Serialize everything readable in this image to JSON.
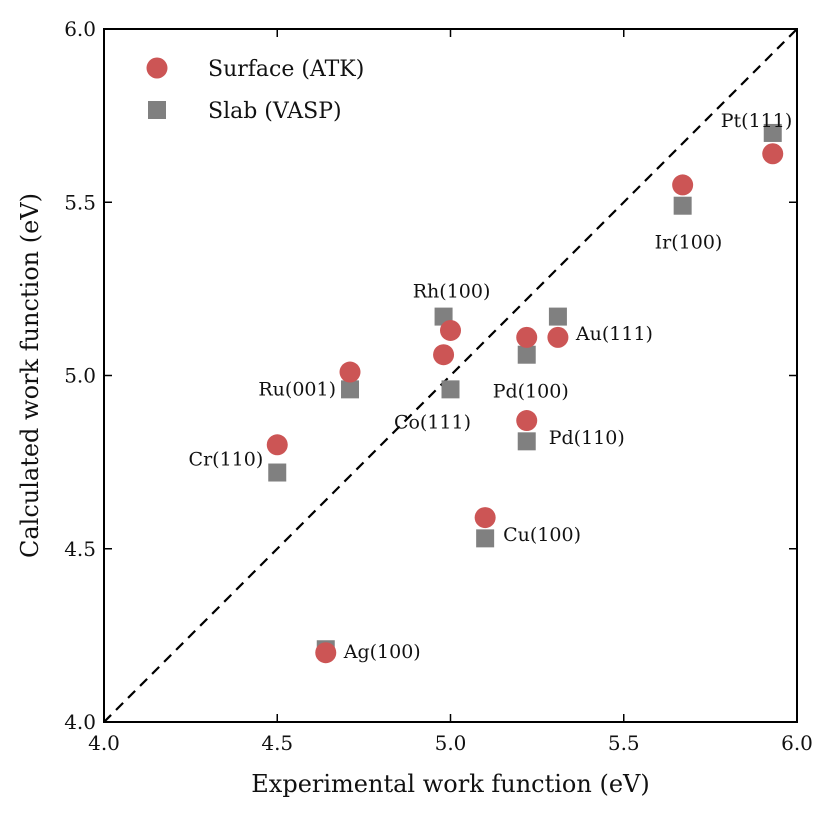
{
  "chart_data": {
    "type": "scatter",
    "title": "",
    "xlabel": "Experimental work function (eV)",
    "ylabel": "Calculated work function (eV)",
    "xlim": [
      4.0,
      6.0
    ],
    "ylim": [
      4.0,
      6.0
    ],
    "xticks": [
      "4.0",
      "4.5",
      "5.0",
      "5.5",
      "6.0"
    ],
    "yticks": [
      "4.0",
      "4.5",
      "5.0",
      "5.5",
      "6.0"
    ],
    "grid": false,
    "legend_position": "top-left",
    "reference_line": "y = x (dashed)",
    "series": [
      {
        "name": "Surface (ATK)",
        "marker": "circle",
        "color": "#cc5555",
        "points": [
          {
            "x": 4.5,
            "y": 4.8
          },
          {
            "x": 4.64,
            "y": 4.2
          },
          {
            "x": 4.71,
            "y": 5.01
          },
          {
            "x": 4.98,
            "y": 5.06
          },
          {
            "x": 5.0,
            "y": 5.13
          },
          {
            "x": 5.1,
            "y": 4.59
          },
          {
            "x": 5.22,
            "y": 5.11
          },
          {
            "x": 5.22,
            "y": 4.87
          },
          {
            "x": 5.31,
            "y": 5.11
          },
          {
            "x": 5.67,
            "y": 5.55
          },
          {
            "x": 5.93,
            "y": 5.64
          }
        ]
      },
      {
        "name": "Slab (VASP)",
        "marker": "square",
        "color": "#808080",
        "points": [
          {
            "x": 4.5,
            "y": 4.72
          },
          {
            "x": 4.64,
            "y": 4.21
          },
          {
            "x": 4.71,
            "y": 4.96
          },
          {
            "x": 4.98,
            "y": 5.17
          },
          {
            "x": 5.0,
            "y": 4.96
          },
          {
            "x": 5.1,
            "y": 4.53
          },
          {
            "x": 5.22,
            "y": 5.06
          },
          {
            "x": 5.22,
            "y": 4.81
          },
          {
            "x": 5.31,
            "y": 5.17
          },
          {
            "x": 5.67,
            "y": 5.49
          },
          {
            "x": 5.93,
            "y": 5.7
          }
        ]
      }
    ],
    "annotations": [
      {
        "text": "Cr(110)",
        "x": 4.5,
        "y": 4.76
      },
      {
        "text": "Ag(100)",
        "x": 4.64,
        "y": 4.21
      },
      {
        "text": "Ru(001)",
        "x": 4.71,
        "y": 4.98
      },
      {
        "text": "Rh(100)",
        "x": 4.98,
        "y": 5.17
      },
      {
        "text": "Co(111)",
        "x": 5.0,
        "y": 4.96
      },
      {
        "text": "Cu(100)",
        "x": 5.1,
        "y": 4.56
      },
      {
        "text": "Pd(100)",
        "x": 5.22,
        "y": 5.06
      },
      {
        "text": "Pd(110)",
        "x": 5.22,
        "y": 4.84
      },
      {
        "text": "Au(111)",
        "x": 5.31,
        "y": 5.14
      },
      {
        "text": "Ir(100)",
        "x": 5.67,
        "y": 5.49
      },
      {
        "text": "Pt(111)",
        "x": 5.93,
        "y": 5.7
      }
    ]
  }
}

---+---

## What to do
Every line holding "text" should be copied out.

## Exercise result
        "text": "Cr(110)",
        "text": "Ag(100)",
        "text": "Ru(001)",
        "text": "Rh(100)",
        "text": "Co(111)",
        "text": "Cu(100)",
        "text": "Pd(100)",
        "text": "Pd(110)",
        "text": "Au(111)",
        "text": "Ir(100)",
        "text": "Pt(111)",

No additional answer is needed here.